■ Exercise objective:
The records below must be copied in full; omit the images.

(Figure contents as structured data)
***
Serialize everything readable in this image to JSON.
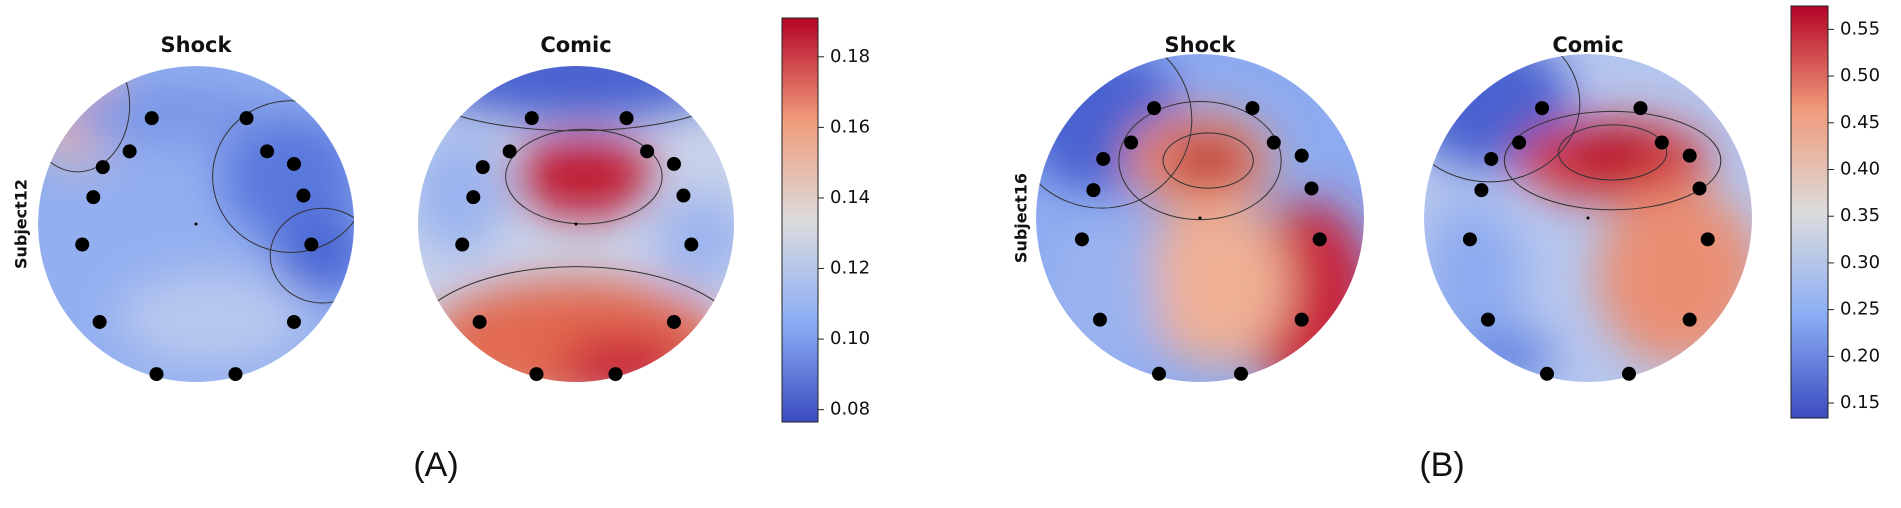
{
  "chart_data": [
    {
      "type": "topomap",
      "caption": "(A)",
      "ylabel": "Subject12",
      "maps": [
        {
          "title": "Shock"
        },
        {
          "title": "Comic"
        }
      ],
      "colorbar": {
        "lim": [
          0.0765,
          0.191
        ],
        "ticks": [
          0.08,
          {
            "value": 0.1,
            "label": "0.10"
          },
          0.12,
          0.14,
          0.16,
          0.18
        ]
      }
    },
    {
      "type": "topomap",
      "caption": "(B)",
      "ylabel": "Subject16",
      "maps": [
        {
          "title": "Shock"
        },
        {
          "title": "Comic"
        }
      ],
      "colorbar": {
        "lim": [
          0.134,
          0.575
        ],
        "ticks": [
          0.15,
          {
            "value": 0.2,
            "label": "0.20"
          },
          0.25,
          {
            "value": 0.3,
            "label": "0.30"
          },
          0.35,
          {
            "value": 0.4,
            "label": "0.40"
          },
          0.45,
          {
            "value": 0.5,
            "label": "0.50"
          },
          0.55
        ]
      }
    }
  ]
}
***
■ Response below:
Serialize everything readable in this image to JSON.
{
  "chart_data": [
    {
      "type": "topomap",
      "caption": "(A)",
      "ylabel": "Subject12",
      "maps": [
        {
          "title": "Shock"
        },
        {
          "title": "Comic"
        }
      ],
      "colorbar": {
        "lim": [
          0.0765,
          0.191
        ],
        "ticks": [
          0.08,
          {
            "value": 0.1,
            "label": "0.10"
          },
          0.12,
          0.14,
          0.16,
          0.18
        ]
      }
    },
    {
      "type": "topomap",
      "caption": "(B)",
      "ylabel": "Subject16",
      "maps": [
        {
          "title": "Shock"
        },
        {
          "title": "Comic"
        }
      ],
      "colorbar": {
        "lim": [
          0.134,
          0.575
        ],
        "ticks": [
          0.15,
          {
            "value": 0.2,
            "label": "0.20"
          },
          0.25,
          {
            "value": 0.3,
            "label": "0.30"
          },
          0.35,
          {
            "value": 0.4,
            "label": "0.40"
          },
          0.45,
          {
            "value": 0.5,
            "label": "0.50"
          },
          0.55
        ]
      }
    }
  ]
}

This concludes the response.